== Work to be completed ==
Everything in the records must be restated exactly, apart from the pictures.

(Supplied material begins)

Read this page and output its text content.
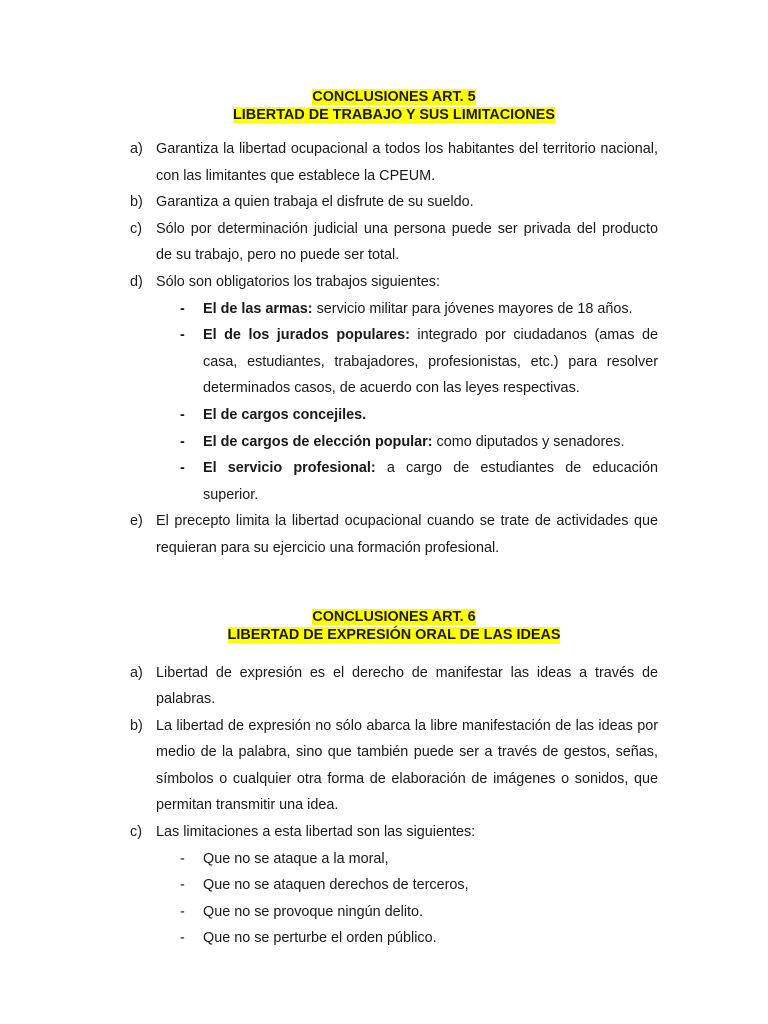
CONCLUSIONES ART. 5
LIBERTAD DE TRABAJO Y SUS LIMITACIONES
a) Garantiza la libertad ocupacional a todos los habitantes del territorio nacional, con las limitantes que establece la CPEUM.
b) Garantiza a quien trabaja el disfrute de su sueldo.
c) Sólo por determinación judicial una persona puede ser privada del producto de su trabajo, pero no puede ser total.
d) Sólo son obligatorios los trabajos siguientes:
- El de las armas: servicio militar para jóvenes mayores de 18 años.
- El de los jurados populares: integrado por ciudadanos (amas de casa, estudiantes, trabajadores, profesionistas, etc.) para resolver determinados casos, de acuerdo con las leyes respectivas.
- El de cargos concejiles.
- El de cargos de elección popular: como diputados y senadores.
- El servicio profesional: a cargo de estudiantes de educación superior.
e) El precepto limita la libertad ocupacional cuando se trate de actividades que requieran para su ejercicio una formación profesional.
CONCLUSIONES ART. 6
LIBERTAD DE EXPRESIÓN ORAL DE LAS IDEAS
a) Libertad de expresión es el derecho de manifestar las ideas a través de palabras.
b) La libertad de expresión no sólo abarca la libre manifestación de las ideas por medio de la palabra, sino que también puede ser a través de gestos, señas, símbolos o cualquier otra forma de elaboración de imágenes o sonidos, que permitan transmitir una idea.
c) Las limitaciones a esta libertad son las siguientes:
- Que no se ataque a la moral,
- Que no se ataquen derechos de terceros,
- Que no se provoque ningún delito.
- Que no se perturbe el orden público.
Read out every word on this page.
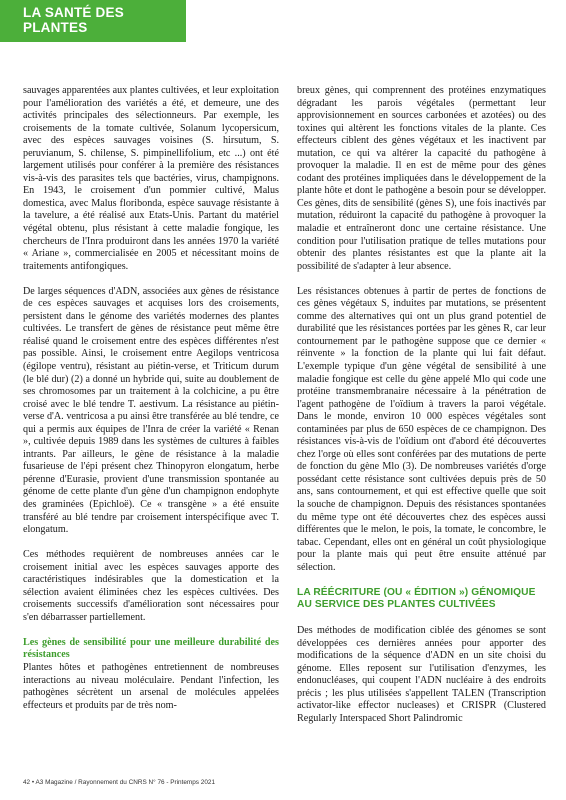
LA SANTÉ DES PLANTES

sauvages apparentées aux plantes cultivées, et leur exploitation pour l'amélioration des variétés a été, et demeure, une des activités principales des sélectionneurs. Par exemple, les croisements de la tomate cultivée, Solanum lycopersicum, avec des espèces sauvages voisines (S. hirsutum, S. peruvianum, S. chilense, S. pimpinellifolium, etc ...) ont été largement utilisés pour conférer à la première des résistances vis-à-vis des parasites tels que bactéries, virus, champignons. En 1943, le croisement d'un pommier cultivé, Malus domestica, avec Malus floribonda, espèce sauvage résistante à la tavelure, a été réalisé aux Etats-Unis. Partant du matériel végétal obtenu, plus résistant à cette maladie fongique, les chercheurs de l'Inra produiront dans les années 1970 la variété « Ariane », commercialisée en 2005 et nécessitant moins de traitements antifongiques.

De larges séquences d'ADN, associées aux gènes de résistance de ces espèces sauvages et acquises lors des croisements, persistent dans le génome des variétés modernes des plantes cultivées. Le transfert de gènes de résistance peut même être réalisé quand le croisement entre des espèces différentes n'est pas possible. Ainsi, le croisement entre Aegilops ventricosa (égilope ventru), résistant au piétin-verse, et Triticum durum (le blé dur) (2) a donné un hybride qui, suite au doublement de ses chromosomes par un traitement à la colchicine, a pu être croisé avec le blé tendre T. aestivum. La résistance au piétin-verse d'A. ventricosa a pu ainsi être transférée au blé tendre, ce qui a permis aux équipes de l'Inra de créer la variété « Renan », cultivée depuis 1989 dans les systèmes de cultures à faibles intrants. Par ailleurs, le gène de résistance à la maladie fusarieuse de l'épi présent chez Thinopyron elongatum, herbe pérenne d'Eurasie, provient d'une transmission spontanée au génome de cette plante d'un gène d'un champignon endophyte des graminées (Epichloë). Ce « transgène » a été ensuite transféré au blé tendre par croisement interspécifique avec T. elongatum.

Ces méthodes requièrent de nombreuses années car le croisement initial avec les espèces sauvages apporte des caractéristiques indésirables que la domestication et la sélection avaient éliminées chez les espèces cultivées. Des croisements successifs d'amélioration sont nécessaires pour s'en débarrasser partiellement.

Les gènes de sensibilité pour une meilleure durabilité des résistances

Plantes hôtes et pathogènes entretiennent de nombreuses interactions au niveau moléculaire. Pendant l'infection, les pathogènes sécrètent un arsenal de molécules appelées effecteurs et produits par de très nom-

breux gènes, qui comprennent des protéines enzymatiques dégradant les parois végétales (permettant leur approvisionnement en sources carbonées et azotées) ou des toxines qui altèrent les fonctions vitales de la plante. Ces effecteurs ciblent des gènes végétaux et les inactivent par mutation, ce qui va altérer la capacité du pathogène à provoquer la maladie. Il en est de même pour des gènes codant des protéines impliquées dans le développement de la plante hôte et dont le pathogène a besoin pour se développer. Ces gènes, dits de sensibilité (gènes S), une fois inactivés par mutation, réduiront la capacité du pathogène à provoquer la maladie et entraîneront donc une certaine résistance. Une condition pour l'utilisation pratique de telles mutations pour obtenir des plantes résistantes est que la plante ait la possibilité de s'adapter à leur absence.

Les résistances obtenues à partir de pertes de fonctions de ces gènes végétaux S, induites par mutations, se présentent comme des alternatives qui ont un plus grand potentiel de durabilité que les résistances portées par les gènes R, car leur contournement par le pathogène suppose que ce dernier « réinvente » la fonction de la plante qui lui fait défaut. L'exemple typique d'un gène végétal de sensibilité à une maladie fongique est celle du gène appelé Mlo qui code une protéine transmembranaire nécessaire à la pénétration de l'agent pathogène de l'oïdium à travers la paroi végétale. Dans le monde, environ 10 000 espèces végétales sont contaminées par plus de 650 espèces de ce champignon. Des résistances vis-à-vis de l'oïdium ont d'abord été découvertes chez l'orge où elles sont conférées par des mutations de perte de fonction du gène Mlo (3). De nombreuses variétés d'orge possédant cette résistance sont cultivées depuis près de 50 ans, sans contournement, et qui est effective quelle que soit la souche de champignon. Depuis des résistances spontanées du même type ont été découvertes chez des espèces aussi différentes que le melon, le pois, la tomate, le concombre, le tabac. Cependant, elles ont en général un coût physiologique pour la plante mais qui peut être ensuite atténué par sélection.

LA RÉÉCRITURE (OU « ÉDITION ») GÉNOMIQUE
AU SERVICE DES PLANTES CULTIVÉES

Des méthodes de modification ciblée des génomes se sont développées ces dernières années pour apporter des modifications de la séquence d'ADN en un site choisi du génome. Elles reposent sur l'utilisation d'enzymes, les endonucléases, qui coupent l'ADN nucléaire à des endroits précis ; les plus utilisées s'appellent TALEN (Transcription activator-like effector nucleases) et CRISPR (Clustered Regularly Interspaced Short Palindromic

42 • A3 Magazine / Rayonnement du CNRS N° 76 - Printemps 2021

(Supplied material ends)

== Written solution ==
Read this page and output its text content.
CONCLUSIONES ART. 5
LIBERTAD DE TRABAJO Y SUS LIMITACIONES
a) Garantiza la libertad ocupacional a todos los habitantes del territorio nacional, con las limitantes que establece la CPEUM.
b) Garantiza a quien trabaja el disfrute de su sueldo.
c) Sólo por determinación judicial una persona puede ser privada del producto de su trabajo, pero no puede ser total.
d) Sólo son obligatorios los trabajos siguientes:
- El de las armas: servicio militar para jóvenes mayores de 18 años.
- El de los jurados populares: integrado por ciudadanos (amas de casa, estudiantes, trabajadores, profesionistas, etc.) para resolver determinados casos, de acuerdo con las leyes respectivas.
- El de cargos concejiles.
- El de cargos de elección popular: como diputados y senadores.
- El servicio profesional: a cargo de estudiantes de educación superior.
e) El precepto limita la libertad ocupacional cuando se trate de actividades que requieran para su ejercicio una formación profesional.
CONCLUSIONES ART. 6
LIBERTAD DE EXPRESIÓN ORAL DE LAS IDEAS
a) Libertad de expresión es el derecho de manifestar las ideas a través de palabras.
b) La libertad de expresión no sólo abarca la libre manifestación de las ideas por medio de la palabra, sino que también puede ser a través de gestos, señas, símbolos o cualquier otra forma de elaboración de imágenes o sonidos, que permitan transmitir una idea.
c) Las limitaciones a esta libertad son las siguientes:
- Que no se ataque a la moral,
- Que no se ataquen derechos de terceros,
- Que no se provoque ningún delito.
- Que no se perturbe el orden público.
Read out every word on this page.
LA SANTÉ DES PLANTES

sauvages apparentées aux plantes cultivées, et leur exploitation pour l'amélioration des variétés a été, et demeure, une des activités principales des sélectionneurs. Par exemple, les croisements de la tomate cultivée, Solanum lycopersicum, avec des espèces sauvages voisines (S. hirsutum, S. peruvianum, S. chilense, S. pimpinellifolium, etc ...) ont été largement utilisés pour conférer à la première des résistances vis-à-vis des parasites tels que bactéries, virus, champignons. En 1943, le croisement d'un pommier cultivé, Malus domestica, avec Malus floribonda, espèce sauvage résistante à la tavelure, a été réalisé aux Etats-Unis. Partant du matériel végétal obtenu, plus résistant à cette maladie fongique, les chercheurs de l'Inra produiront dans les années 1970 la variété « Ariane », commercialisée en 2005 et nécessitant moins de traitements antifongiques.

De larges séquences d'ADN, associées aux gènes de résistance de ces espèces sauvages et acquises lors des croisements, persistent dans le génome des variétés modernes des plantes cultivées. Le transfert de gènes de résistance peut même être réalisé quand le croisement entre des espèces différentes n'est pas possible. Ainsi, le croisement entre Aegilops ventricosa (égilope ventru), résistant au piétin-verse, et Triticum durum (le blé dur) (2) a donné un hybride qui, suite au doublement de ses chromosomes par un traitement à la colchicine, a pu être croisé avec le blé tendre T. aestivum. La résistance au piétin-verse d'A. ventricosa a pu ainsi être transférée au blé tendre, ce qui a permis aux équipes de l'Inra de créer la variété « Renan », cultivée depuis 1989 dans les systèmes de cultures à faibles intrants. Par ailleurs, le gène de résistance à la maladie fusarieuse de l'épi présent chez Thinopyron elongatum, herbe pérenne d'Eurasie, provient d'une transmission spontanée au génome de cette plante d'un gène d'un champignon endophyte des graminées (Epichloë). Ce « transgène » a été ensuite transféré au blé tendre par croisement interspécifique avec T. elongatum.

Ces méthodes requièrent de nombreuses années car le croisement initial avec les espèces sauvages apporte des caractéristiques indésirables que la domestication et la sélection avaient éliminées chez les espèces cultivées. Des croisements successifs d'amélioration sont nécessaires pour s'en débarrasser partiellement.

Les gènes de sensibilité pour une meilleure durabilité des résistances

Plantes hôtes et pathogènes entretiennent de nombreuses interactions au niveau moléculaire. Pendant l'infection, les pathogènes sécrètent un arsenal de molécules appelées effecteurs et produits par de très nom-

breux gènes, qui comprennent des protéines enzymatiques dégradant les parois végétales (permettant leur approvisionnement en sources carbonées et azotées) ou des toxines qui altèrent les fonctions vitales de la plante. Ces effecteurs ciblent des gènes végétaux et les inactivent par mutation, ce qui va altérer la capacité du pathogène à provoquer la maladie. Il en est de même pour des gènes codant des protéines impliquées dans le développement de la plante hôte et dont le pathogène a besoin pour se développer. Ces gènes, dits de sensibilité (gènes S), une fois inactivés par mutation, réduiront la capacité du pathogène à provoquer la maladie et entraîneront donc une certaine résistance. Une condition pour l'utilisation pratique de telles mutations pour obtenir des plantes résistantes est que la plante ait la possibilité de s'adapter à leur absence.

Les résistances obtenues à partir de pertes de fonctions de ces gènes végétaux S, induites par mutations, se présentent comme des alternatives qui ont un plus grand potentiel de durabilité que les résistances portées par les gènes R, car leur contournement par le pathogène suppose que ce dernier « réinvente » la fonction de la plante qui lui fait défaut. L'exemple typique d'un gène végétal de sensibilité à une maladie fongique est celle du gène appelé Mlo qui code une protéine transmembranaire nécessaire à la pénétration de l'agent pathogène de l'oïdium à travers la paroi végétale. Dans le monde, environ 10 000 espèces végétales sont contaminées par plus de 650 espèces de ce champignon. Des résistances vis-à-vis de l'oïdium ont d'abord été découvertes chez l'orge où elles sont conférées par des mutations de perte de fonction du gène Mlo (3). De nombreuses variétés d'orge possédant cette résistance sont cultivées depuis près de 50 ans, sans contournement, et qui est effective quelle que soit la souche de champignon. Depuis des résistances spontanées du même type ont été découvertes chez des espèces aussi différentes que le melon, le pois, la tomate, le concombre, le tabac. Cependant, elles ont en général un coût physiologique pour la plante mais qui peut être ensuite atténué par sélection.

LA RÉÉCRITURE (OU « ÉDITION ») GÉNOMIQUE
AU SERVICE DES PLANTES CULTIVÉES

Des méthodes de modification ciblée des génomes se sont développées ces dernières années pour apporter des modifications de la séquence d'ADN en un site choisi du génome. Elles reposent sur l'utilisation d'enzymes, les endonucléases, qui coupent l'ADN nucléaire à des endroits précis ; les plus utilisées s'appellent TALEN (Transcription activator-like effector nucleases) et CRISPR (Clustered Regularly Interspaced Short Palindromic

42 • A3 Magazine / Rayonnement du CNRS N° 76 - Printemps 2021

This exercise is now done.